- TASK TO COMPLETE -
All of the data that follows should be retyped exactly, please, except the pictures.

━━━━━ GIVEN DATA ━━━━━

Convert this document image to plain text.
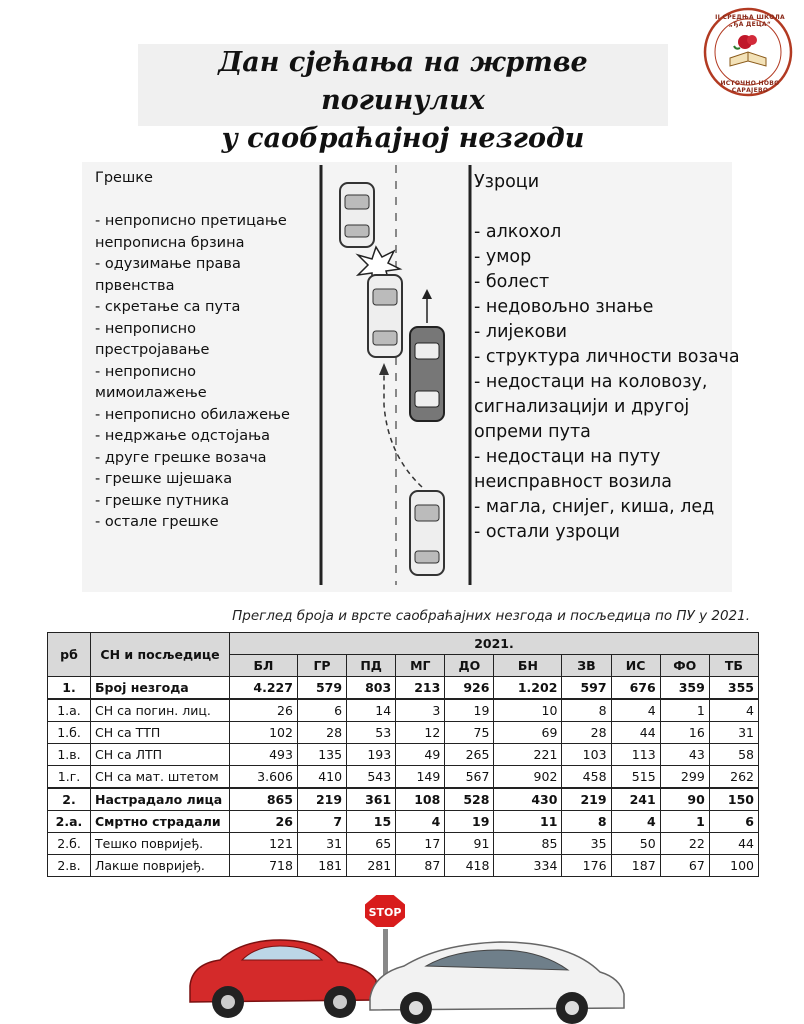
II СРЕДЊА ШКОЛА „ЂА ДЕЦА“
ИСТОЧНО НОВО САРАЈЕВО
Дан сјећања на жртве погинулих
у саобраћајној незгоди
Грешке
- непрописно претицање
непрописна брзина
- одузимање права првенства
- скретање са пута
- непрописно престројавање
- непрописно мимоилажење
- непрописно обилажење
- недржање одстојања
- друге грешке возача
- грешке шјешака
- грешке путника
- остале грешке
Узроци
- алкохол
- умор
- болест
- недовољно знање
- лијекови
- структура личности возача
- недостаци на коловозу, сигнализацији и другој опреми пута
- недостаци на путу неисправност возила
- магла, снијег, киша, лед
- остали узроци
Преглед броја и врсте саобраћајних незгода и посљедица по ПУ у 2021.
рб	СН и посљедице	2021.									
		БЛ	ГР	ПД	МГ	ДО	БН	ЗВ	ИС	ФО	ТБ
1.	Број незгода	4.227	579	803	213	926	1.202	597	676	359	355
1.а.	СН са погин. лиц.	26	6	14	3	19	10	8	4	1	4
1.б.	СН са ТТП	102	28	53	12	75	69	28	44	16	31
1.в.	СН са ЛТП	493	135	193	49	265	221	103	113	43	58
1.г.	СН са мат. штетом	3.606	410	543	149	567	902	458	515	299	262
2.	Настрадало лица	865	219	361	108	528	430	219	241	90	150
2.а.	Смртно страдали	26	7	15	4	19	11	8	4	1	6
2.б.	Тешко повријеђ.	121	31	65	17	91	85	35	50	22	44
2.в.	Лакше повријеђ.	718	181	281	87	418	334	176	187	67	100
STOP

━━━━━

- TASK RESPONSE -
Convert this document image to plain text.
II СРЕДЊА ШКОЛА „ЂА ДЕЦА“
ИСТОЧНО НОВО САРАЈЕВО
Дан сјећања на жртве погинулих
у саобраћајној незгоди
Грешке
- непрописно претицање
непрописна брзина
- одузимање права првенства
- скретање са пута
- непрописно престројавање
- непрописно мимоилажење
- непрописно обилажење
- недржање одстојања
- друге грешке возача
- грешке шјешака
- грешке путника
- остале грешке
Узроци
- алкохол
- умор
- болест
- недовољно знање
- лијекови
- структура личности возача
- недостаци на коловозу, сигнализацији и другој опреми пута
- недостаци на путу неисправност возила
- магла, снијег, киша, лед
- остали узроци
Преглед броја и врсте саобраћајних незгода и посљедица по ПУ у 2021.
рб	СН и посљедице	2021.									
		БЛ	ГР	ПД	МГ	ДО	БН	ЗВ	ИС	ФО	ТБ
1.	Број незгода	4.227	579	803	213	926	1.202	597	676	359	355
1.а.	СН са погин. лиц.	26	6	14	3	19	10	8	4	1	4
1.б.	СН са ТТП	102	28	53	12	75	69	28	44	16	31
1.в.	СН са ЛТП	493	135	193	49	265	221	103	113	43	58
1.г.	СН са мат. штетом	3.606	410	543	149	567	902	458	515	299	262
2.	Настрадало лица	865	219	361	108	528	430	219	241	90	150
2.а.	Смртно страдали	26	7	15	4	19	11	8	4	1	6
2.б.	Тешко повријеђ.	121	31	65	17	91	85	35	50	22	44
2.в.	Лакше повријеђ.	718	181	281	87	418	334	176	187	67	100
STOP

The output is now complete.